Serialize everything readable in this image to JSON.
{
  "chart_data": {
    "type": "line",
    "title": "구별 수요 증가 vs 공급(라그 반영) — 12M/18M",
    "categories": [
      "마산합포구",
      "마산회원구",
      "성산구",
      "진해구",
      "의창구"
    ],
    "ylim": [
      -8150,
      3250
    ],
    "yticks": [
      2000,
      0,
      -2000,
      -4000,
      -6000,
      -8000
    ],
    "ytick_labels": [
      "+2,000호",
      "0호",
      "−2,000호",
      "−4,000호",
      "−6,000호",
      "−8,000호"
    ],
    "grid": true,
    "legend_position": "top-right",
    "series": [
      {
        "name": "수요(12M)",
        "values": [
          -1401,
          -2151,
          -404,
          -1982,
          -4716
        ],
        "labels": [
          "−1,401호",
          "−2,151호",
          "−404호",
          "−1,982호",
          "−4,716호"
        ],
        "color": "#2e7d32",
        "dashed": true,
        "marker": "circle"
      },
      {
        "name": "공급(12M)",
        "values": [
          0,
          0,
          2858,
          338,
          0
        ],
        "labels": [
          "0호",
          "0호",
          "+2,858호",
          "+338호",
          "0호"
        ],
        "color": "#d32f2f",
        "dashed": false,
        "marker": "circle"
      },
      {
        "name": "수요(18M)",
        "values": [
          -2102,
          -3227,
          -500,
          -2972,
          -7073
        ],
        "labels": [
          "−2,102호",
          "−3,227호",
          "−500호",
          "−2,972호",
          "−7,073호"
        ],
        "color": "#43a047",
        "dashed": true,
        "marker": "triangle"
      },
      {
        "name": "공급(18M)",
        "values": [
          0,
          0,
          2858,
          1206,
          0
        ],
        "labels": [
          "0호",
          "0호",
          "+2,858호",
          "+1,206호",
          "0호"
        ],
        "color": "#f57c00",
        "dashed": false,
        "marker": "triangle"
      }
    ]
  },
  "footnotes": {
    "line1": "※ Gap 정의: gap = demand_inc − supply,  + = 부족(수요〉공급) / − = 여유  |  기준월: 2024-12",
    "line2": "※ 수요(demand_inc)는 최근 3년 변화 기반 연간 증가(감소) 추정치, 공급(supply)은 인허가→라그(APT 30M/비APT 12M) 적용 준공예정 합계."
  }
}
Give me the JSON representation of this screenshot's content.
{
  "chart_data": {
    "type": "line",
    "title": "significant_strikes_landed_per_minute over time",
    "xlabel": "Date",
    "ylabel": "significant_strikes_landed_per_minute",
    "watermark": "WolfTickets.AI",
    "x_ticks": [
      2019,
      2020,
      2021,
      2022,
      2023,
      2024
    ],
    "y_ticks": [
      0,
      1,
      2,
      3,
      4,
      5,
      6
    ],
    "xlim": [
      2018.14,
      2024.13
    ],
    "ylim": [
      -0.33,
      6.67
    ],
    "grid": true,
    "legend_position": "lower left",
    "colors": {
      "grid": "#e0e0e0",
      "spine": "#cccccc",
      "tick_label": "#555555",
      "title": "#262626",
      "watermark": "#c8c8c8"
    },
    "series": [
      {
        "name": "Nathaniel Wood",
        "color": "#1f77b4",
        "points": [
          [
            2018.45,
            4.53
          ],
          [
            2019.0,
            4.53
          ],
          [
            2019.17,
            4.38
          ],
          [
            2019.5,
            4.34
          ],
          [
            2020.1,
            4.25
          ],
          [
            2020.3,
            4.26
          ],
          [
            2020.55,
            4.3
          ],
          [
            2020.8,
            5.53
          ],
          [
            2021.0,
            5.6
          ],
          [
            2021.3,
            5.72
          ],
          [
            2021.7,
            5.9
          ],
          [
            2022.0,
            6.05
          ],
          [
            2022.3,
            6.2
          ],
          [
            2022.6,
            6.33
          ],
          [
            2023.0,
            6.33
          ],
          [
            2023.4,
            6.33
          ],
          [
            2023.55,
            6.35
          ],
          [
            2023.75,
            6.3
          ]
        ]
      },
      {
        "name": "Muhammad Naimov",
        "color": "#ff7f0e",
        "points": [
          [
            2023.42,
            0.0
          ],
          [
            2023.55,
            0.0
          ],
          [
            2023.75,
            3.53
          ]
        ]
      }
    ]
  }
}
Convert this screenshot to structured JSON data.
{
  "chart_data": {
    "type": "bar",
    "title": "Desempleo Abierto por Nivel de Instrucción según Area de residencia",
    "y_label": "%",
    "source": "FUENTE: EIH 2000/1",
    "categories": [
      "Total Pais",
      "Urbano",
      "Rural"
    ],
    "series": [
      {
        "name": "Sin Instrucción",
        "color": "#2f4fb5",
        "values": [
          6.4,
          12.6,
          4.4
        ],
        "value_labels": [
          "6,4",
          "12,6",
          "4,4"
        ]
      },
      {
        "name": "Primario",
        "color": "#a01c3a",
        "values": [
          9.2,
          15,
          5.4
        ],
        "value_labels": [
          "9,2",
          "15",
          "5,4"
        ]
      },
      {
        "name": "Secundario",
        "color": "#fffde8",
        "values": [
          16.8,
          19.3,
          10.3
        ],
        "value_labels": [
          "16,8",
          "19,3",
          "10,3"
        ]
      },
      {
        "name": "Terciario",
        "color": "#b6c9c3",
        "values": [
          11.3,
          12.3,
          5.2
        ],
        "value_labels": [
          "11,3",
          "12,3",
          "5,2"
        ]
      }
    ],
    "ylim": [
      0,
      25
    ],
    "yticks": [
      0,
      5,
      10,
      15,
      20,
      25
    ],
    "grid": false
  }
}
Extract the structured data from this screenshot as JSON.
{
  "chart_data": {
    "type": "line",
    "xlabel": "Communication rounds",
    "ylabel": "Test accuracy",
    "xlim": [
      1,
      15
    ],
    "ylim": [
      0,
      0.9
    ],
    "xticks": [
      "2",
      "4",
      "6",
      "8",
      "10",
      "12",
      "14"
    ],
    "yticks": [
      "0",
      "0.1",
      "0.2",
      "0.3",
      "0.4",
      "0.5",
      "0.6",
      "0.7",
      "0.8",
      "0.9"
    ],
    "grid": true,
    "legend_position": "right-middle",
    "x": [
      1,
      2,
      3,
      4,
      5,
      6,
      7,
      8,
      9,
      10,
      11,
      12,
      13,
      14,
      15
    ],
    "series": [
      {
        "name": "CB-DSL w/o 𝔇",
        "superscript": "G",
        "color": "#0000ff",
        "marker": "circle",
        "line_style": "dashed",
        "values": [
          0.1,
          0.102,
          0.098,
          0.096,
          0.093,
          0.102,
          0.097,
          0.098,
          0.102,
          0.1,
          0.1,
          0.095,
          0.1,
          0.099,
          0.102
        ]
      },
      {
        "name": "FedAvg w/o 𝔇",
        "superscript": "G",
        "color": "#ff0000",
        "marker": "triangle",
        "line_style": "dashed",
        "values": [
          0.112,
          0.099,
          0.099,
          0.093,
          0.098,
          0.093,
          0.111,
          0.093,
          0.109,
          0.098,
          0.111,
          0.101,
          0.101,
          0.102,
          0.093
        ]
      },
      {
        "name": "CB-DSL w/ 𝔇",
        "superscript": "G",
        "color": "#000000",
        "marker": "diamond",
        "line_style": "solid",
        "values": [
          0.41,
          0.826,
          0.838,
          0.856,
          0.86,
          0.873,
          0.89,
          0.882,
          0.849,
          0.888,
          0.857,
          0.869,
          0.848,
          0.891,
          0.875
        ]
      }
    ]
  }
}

━━━━━━━━

▶ What the task asks:
Extract all of the data exactly as written.

▶ Full answer:
Serialize everything readable in this image to JSON.
{
  "chart_data": {
    "type": "line",
    "title": "구별 수요 증가 vs 공급(라그 반영) — 12M/18M",
    "categories": [
      "마산합포구",
      "마산회원구",
      "성산구",
      "진해구",
      "의창구"
    ],
    "ylim": [
      -8150,
      3250
    ],
    "yticks": [
      2000,
      0,
      -2000,
      -4000,
      -6000,
      -8000
    ],
    "ytick_labels": [
      "+2,000호",
      "0호",
      "−2,000호",
      "−4,000호",
      "−6,000호",
      "−8,000호"
    ],
    "grid": true,
    "legend_position": "top-right",
    "series": [
      {
        "name": "수요(12M)",
        "values": [
          -1401,
          -2151,
          -404,
          -1982,
          -4716
        ],
        "labels": [
          "−1,401호",
          "−2,151호",
          "−404호",
          "−1,982호",
          "−4,716호"
        ],
        "color": "#2e7d32",
        "dashed": true,
        "marker": "circle"
      },
      {
        "name": "공급(12M)",
        "values": [
          0,
          0,
          2858,
          338,
          0
        ],
        "labels": [
          "0호",
          "0호",
          "+2,858호",
          "+338호",
          "0호"
        ],
        "color": "#d32f2f",
        "dashed": false,
        "marker": "circle"
      },
      {
        "name": "수요(18M)",
        "values": [
          -2102,
          -3227,
          -500,
          -2972,
          -7073
        ],
        "labels": [
          "−2,102호",
          "−3,227호",
          "−500호",
          "−2,972호",
          "−7,073호"
        ],
        "color": "#43a047",
        "dashed": true,
        "marker": "triangle"
      },
      {
        "name": "공급(18M)",
        "values": [
          0,
          0,
          2858,
          1206,
          0
        ],
        "labels": [
          "0호",
          "0호",
          "+2,858호",
          "+1,206호",
          "0호"
        ],
        "color": "#f57c00",
        "dashed": false,
        "marker": "triangle"
      }
    ]
  },
  "footnotes": {
    "line1": "※ Gap 정의: gap = demand_inc − supply,  + = 부족(수요〉공급) / − = 여유  |  기준월: 2024-12",
    "line2": "※ 수요(demand_inc)는 최근 3년 변화 기반 연간 증가(감소) 추정치, 공급(supply)은 인허가→라그(APT 30M/비APT 12M) 적용 준공예정 합계."
  }
}
Give me the JSON representation of this screenshot's content.
{
  "chart_data": {
    "type": "line",
    "title": "significant_strikes_landed_per_minute over time",
    "xlabel": "Date",
    "ylabel": "significant_strikes_landed_per_minute",
    "watermark": "WolfTickets.AI",
    "x_ticks": [
      2019,
      2020,
      2021,
      2022,
      2023,
      2024
    ],
    "y_ticks": [
      0,
      1,
      2,
      3,
      4,
      5,
      6
    ],
    "xlim": [
      2018.14,
      2024.13
    ],
    "ylim": [
      -0.33,
      6.67
    ],
    "grid": true,
    "legend_position": "lower left",
    "colors": {
      "grid": "#e0e0e0",
      "spine": "#cccccc",
      "tick_label": "#555555",
      "title": "#262626",
      "watermark": "#c8c8c8"
    },
    "series": [
      {
        "name": "Nathaniel Wood",
        "color": "#1f77b4",
        "points": [
          [
            2018.45,
            4.53
          ],
          [
            2019.0,
            4.53
          ],
          [
            2019.17,
            4.38
          ],
          [
            2019.5,
            4.34
          ],
          [
            2020.1,
            4.25
          ],
          [
            2020.3,
            4.26
          ],
          [
            2020.55,
            4.3
          ],
          [
            2020.8,
            5.53
          ],
          [
            2021.0,
            5.6
          ],
          [
            2021.3,
            5.72
          ],
          [
            2021.7,
            5.9
          ],
          [
            2022.0,
            6.05
          ],
          [
            2022.3,
            6.2
          ],
          [
            2022.6,
            6.33
          ],
          [
            2023.0,
            6.33
          ],
          [
            2023.4,
            6.33
          ],
          [
            2023.55,
            6.35
          ],
          [
            2023.75,
            6.3
          ]
        ]
      },
      {
        "name": "Muhammad Naimov",
        "color": "#ff7f0e",
        "points": [
          [
            2023.42,
            0.0
          ],
          [
            2023.55,
            0.0
          ],
          [
            2023.75,
            3.53
          ]
        ]
      }
    ]
  }
}
Convert this screenshot to structured JSON data.
{
  "chart_data": {
    "type": "bar",
    "title": "Desempleo Abierto por Nivel de Instrucción según Area de residencia",
    "y_label": "%",
    "source": "FUENTE: EIH 2000/1",
    "categories": [
      "Total Pais",
      "Urbano",
      "Rural"
    ],
    "series": [
      {
        "name": "Sin Instrucción",
        "color": "#2f4fb5",
        "values": [
          6.4,
          12.6,
          4.4
        ],
        "value_labels": [
          "6,4",
          "12,6",
          "4,4"
        ]
      },
      {
        "name": "Primario",
        "color": "#a01c3a",
        "values": [
          9.2,
          15,
          5.4
        ],
        "value_labels": [
          "9,2",
          "15",
          "5,4"
        ]
      },
      {
        "name": "Secundario",
        "color": "#fffde8",
        "values": [
          16.8,
          19.3,
          10.3
        ],
        "value_labels": [
          "16,8",
          "19,3",
          "10,3"
        ]
      },
      {
        "name": "Terciario",
        "color": "#b6c9c3",
        "values": [
          11.3,
          12.3,
          5.2
        ],
        "value_labels": [
          "11,3",
          "12,3",
          "5,2"
        ]
      }
    ],
    "ylim": [
      0,
      25
    ],
    "yticks": [
      0,
      5,
      10,
      15,
      20,
      25
    ],
    "grid": false
  }
}
Extract the structured data from this screenshot as JSON.
{
  "chart_data": {
    "type": "line",
    "xlabel": "Communication rounds",
    "ylabel": "Test accuracy",
    "xlim": [
      1,
      15
    ],
    "ylim": [
      0,
      0.9
    ],
    "xticks": [
      "2",
      "4",
      "6",
      "8",
      "10",
      "12",
      "14"
    ],
    "yticks": [
      "0",
      "0.1",
      "0.2",
      "0.3",
      "0.4",
      "0.5",
      "0.6",
      "0.7",
      "0.8",
      "0.9"
    ],
    "grid": true,
    "legend_position": "right-middle",
    "x": [
      1,
      2,
      3,
      4,
      5,
      6,
      7,
      8,
      9,
      10,
      11,
      12,
      13,
      14,
      15
    ],
    "series": [
      {
        "name": "CB-DSL w/o 𝔇",
        "superscript": "G",
        "color": "#0000ff",
        "marker": "circle",
        "line_style": "dashed",
        "values": [
          0.1,
          0.102,
          0.098,
          0.096,
          0.093,
          0.102,
          0.097,
          0.098,
          0.102,
          0.1,
          0.1,
          0.095,
          0.1,
          0.099,
          0.102
        ]
      },
      {
        "name": "FedAvg w/o 𝔇",
        "superscript": "G",
        "color": "#ff0000",
        "marker": "triangle",
        "line_style": "dashed",
        "values": [
          0.112,
          0.099,
          0.099,
          0.093,
          0.098,
          0.093,
          0.111,
          0.093,
          0.109,
          0.098,
          0.111,
          0.101,
          0.101,
          0.102,
          0.093
        ]
      },
      {
        "name": "CB-DSL w/ 𝔇",
        "superscript": "G",
        "color": "#000000",
        "marker": "diamond",
        "line_style": "solid",
        "values": [
          0.41,
          0.826,
          0.838,
          0.856,
          0.86,
          0.873,
          0.89,
          0.882,
          0.849,
          0.888,
          0.857,
          0.869,
          0.848,
          0.891,
          0.875
        ]
      }
    ]
  }
}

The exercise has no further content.